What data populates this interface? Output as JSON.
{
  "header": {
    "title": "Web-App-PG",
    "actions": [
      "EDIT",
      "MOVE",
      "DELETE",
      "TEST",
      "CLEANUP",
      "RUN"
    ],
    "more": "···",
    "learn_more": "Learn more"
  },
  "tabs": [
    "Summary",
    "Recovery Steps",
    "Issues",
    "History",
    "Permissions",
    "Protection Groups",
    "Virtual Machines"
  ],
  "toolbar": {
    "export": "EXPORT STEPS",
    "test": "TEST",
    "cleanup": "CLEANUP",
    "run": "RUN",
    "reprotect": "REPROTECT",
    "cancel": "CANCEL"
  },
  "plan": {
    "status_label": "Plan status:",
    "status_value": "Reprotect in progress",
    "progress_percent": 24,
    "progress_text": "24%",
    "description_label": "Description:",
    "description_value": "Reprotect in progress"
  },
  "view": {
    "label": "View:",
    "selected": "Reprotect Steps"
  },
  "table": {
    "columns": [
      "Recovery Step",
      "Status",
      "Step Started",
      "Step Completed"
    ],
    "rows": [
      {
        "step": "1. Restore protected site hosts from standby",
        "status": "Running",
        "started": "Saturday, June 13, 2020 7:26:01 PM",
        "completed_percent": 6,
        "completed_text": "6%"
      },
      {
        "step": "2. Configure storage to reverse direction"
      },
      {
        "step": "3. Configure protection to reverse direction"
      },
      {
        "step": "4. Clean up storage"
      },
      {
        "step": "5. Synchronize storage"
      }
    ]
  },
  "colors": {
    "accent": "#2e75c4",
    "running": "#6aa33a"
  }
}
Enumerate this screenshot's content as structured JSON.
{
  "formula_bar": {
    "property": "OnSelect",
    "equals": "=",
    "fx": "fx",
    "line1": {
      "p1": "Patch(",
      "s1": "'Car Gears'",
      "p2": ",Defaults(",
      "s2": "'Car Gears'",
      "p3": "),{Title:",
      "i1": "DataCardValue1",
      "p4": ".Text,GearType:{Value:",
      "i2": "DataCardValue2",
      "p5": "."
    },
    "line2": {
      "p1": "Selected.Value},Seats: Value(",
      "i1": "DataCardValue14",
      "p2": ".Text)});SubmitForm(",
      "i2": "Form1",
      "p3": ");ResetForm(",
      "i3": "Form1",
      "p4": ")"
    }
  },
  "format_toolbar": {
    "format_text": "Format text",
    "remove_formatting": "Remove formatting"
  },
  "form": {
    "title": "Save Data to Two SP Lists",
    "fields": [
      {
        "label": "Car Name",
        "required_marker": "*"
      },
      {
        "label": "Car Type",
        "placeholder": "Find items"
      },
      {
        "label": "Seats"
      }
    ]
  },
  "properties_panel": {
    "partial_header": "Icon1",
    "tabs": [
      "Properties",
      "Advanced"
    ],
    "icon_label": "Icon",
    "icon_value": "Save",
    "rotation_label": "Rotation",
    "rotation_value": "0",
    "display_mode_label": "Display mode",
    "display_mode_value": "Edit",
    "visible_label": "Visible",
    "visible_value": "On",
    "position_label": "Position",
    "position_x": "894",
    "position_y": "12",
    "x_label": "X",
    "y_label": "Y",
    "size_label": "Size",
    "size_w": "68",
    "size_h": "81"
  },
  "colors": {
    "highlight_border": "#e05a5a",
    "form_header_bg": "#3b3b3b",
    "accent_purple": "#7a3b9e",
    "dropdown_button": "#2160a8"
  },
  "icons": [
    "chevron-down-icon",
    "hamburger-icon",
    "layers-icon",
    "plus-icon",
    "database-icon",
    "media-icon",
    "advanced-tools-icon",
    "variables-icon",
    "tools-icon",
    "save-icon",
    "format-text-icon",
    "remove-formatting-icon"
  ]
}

- _SET TASK_
Print every entry exactly as written.

- _OUTPUT BELOW_
What data populates this interface? Output as JSON.
{
  "header": {
    "title": "Web-App-PG",
    "actions": [
      "EDIT",
      "MOVE",
      "DELETE",
      "TEST",
      "CLEANUP",
      "RUN"
    ],
    "more": "···",
    "learn_more": "Learn more"
  },
  "tabs": [
    "Summary",
    "Recovery Steps",
    "Issues",
    "History",
    "Permissions",
    "Protection Groups",
    "Virtual Machines"
  ],
  "toolbar": {
    "export": "EXPORT STEPS",
    "test": "TEST",
    "cleanup": "CLEANUP",
    "run": "RUN",
    "reprotect": "REPROTECT",
    "cancel": "CANCEL"
  },
  "plan": {
    "status_label": "Plan status:",
    "status_value": "Reprotect in progress",
    "progress_percent": 24,
    "progress_text": "24%",
    "description_label": "Description:",
    "description_value": "Reprotect in progress"
  },
  "view": {
    "label": "View:",
    "selected": "Reprotect Steps"
  },
  "table": {
    "columns": [
      "Recovery Step",
      "Status",
      "Step Started",
      "Step Completed"
    ],
    "rows": [
      {
        "step": "1. Restore protected site hosts from standby",
        "status": "Running",
        "started": "Saturday, June 13, 2020 7:26:01 PM",
        "completed_percent": 6,
        "completed_text": "6%"
      },
      {
        "step": "2. Configure storage to reverse direction"
      },
      {
        "step": "3. Configure protection to reverse direction"
      },
      {
        "step": "4. Clean up storage"
      },
      {
        "step": "5. Synchronize storage"
      }
    ]
  },
  "colors": {
    "accent": "#2e75c4",
    "running": "#6aa33a"
  }
}
Enumerate this screenshot's content as structured JSON.
{
  "formula_bar": {
    "property": "OnSelect",
    "equals": "=",
    "fx": "fx",
    "line1": {
      "p1": "Patch(",
      "s1": "'Car Gears'",
      "p2": ",Defaults(",
      "s2": "'Car Gears'",
      "p3": "),{Title:",
      "i1": "DataCardValue1",
      "p4": ".Text,GearType:{Value:",
      "i2": "DataCardValue2",
      "p5": "."
    },
    "line2": {
      "p1": "Selected.Value},Seats: Value(",
      "i1": "DataCardValue14",
      "p2": ".Text)});SubmitForm(",
      "i2": "Form1",
      "p3": ");ResetForm(",
      "i3": "Form1",
      "p4": ")"
    }
  },
  "format_toolbar": {
    "format_text": "Format text",
    "remove_formatting": "Remove formatting"
  },
  "form": {
    "title": "Save Data to Two SP Lists",
    "fields": [
      {
        "label": "Car Name",
        "required_marker": "*"
      },
      {
        "label": "Car Type",
        "placeholder": "Find items"
      },
      {
        "label": "Seats"
      }
    ]
  },
  "properties_panel": {
    "partial_header": "Icon1",
    "tabs": [
      "Properties",
      "Advanced"
    ],
    "icon_label": "Icon",
    "icon_value": "Save",
    "rotation_label": "Rotation",
    "rotation_value": "0",
    "display_mode_label": "Display mode",
    "display_mode_value": "Edit",
    "visible_label": "Visible",
    "visible_value": "On",
    "position_label": "Position",
    "position_x": "894",
    "position_y": "12",
    "x_label": "X",
    "y_label": "Y",
    "size_label": "Size",
    "size_w": "68",
    "size_h": "81"
  },
  "colors": {
    "highlight_border": "#e05a5a",
    "form_header_bg": "#3b3b3b",
    "accent_purple": "#7a3b9e",
    "dropdown_button": "#2160a8"
  },
  "icons": [
    "chevron-down-icon",
    "hamburger-icon",
    "layers-icon",
    "plus-icon",
    "database-icon",
    "media-icon",
    "advanced-tools-icon",
    "variables-icon",
    "tools-icon",
    "save-icon",
    "format-text-icon",
    "remove-formatting-icon"
  ]
}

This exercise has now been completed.